Article ->
+-------+

The New Focus: Client Mobility

For years we had asked for lower power AMD mobile solutions. While we finally started seeing some progress over the past couple of years, AMD is now very committed to building mobile devices. Anything tablet sized or above is now AMD's target for client APUs.

AMD was always the high-end x86 CPU alternative to Intel in the PC space, now AMD is going to be the alternative in the ultra mobile space.

Servers & the High End Desktop

AMD's server roadmap for the next two years is a bit more conservative. We'll see Piledriver updates from top to bottom but there's no significant departure from the way things are done today. There are no plans for any new sockets in the near term, just using existing platforms to grow AMD's server marketshare without huge new investments.

As AMD's client strategy is predominantly built around APUs, the only high-end desktop parts we'll see from AMD are low-end server CPUs. Socket-AM3+ has a future for one more generation and we'll likely see other single-socket, high-end platforms for the desktop. The days of AMD chasing Intel for the high-end desktop market are done though. That war is officially over.

+-------+

Given data ->
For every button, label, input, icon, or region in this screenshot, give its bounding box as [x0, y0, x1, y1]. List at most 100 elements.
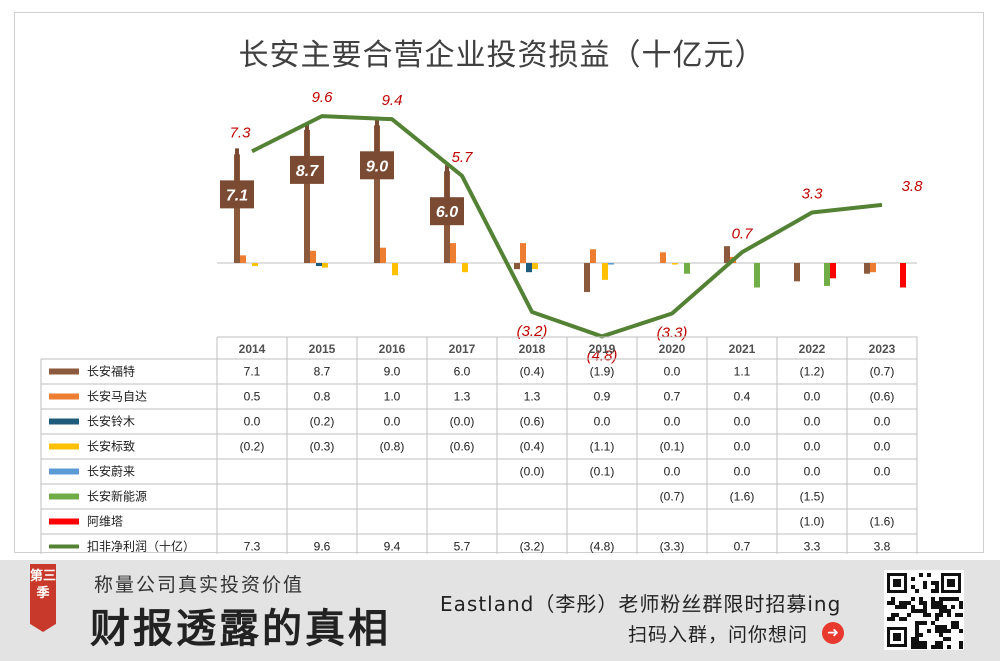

+-------+

Direction ->
Answer from the article on AMD's plans:
(a) Which devices does AMD now target with its client APUs?
(b) What does the article say about AMD's plans for new server sockets in the near term?
(c) For how many more generations does Socket-AM3+ have a future?

Exercise answer ->
(a) Anything tablet sized or above.
(b) There are none; AMD will use existing platforms.
(c) One more generation.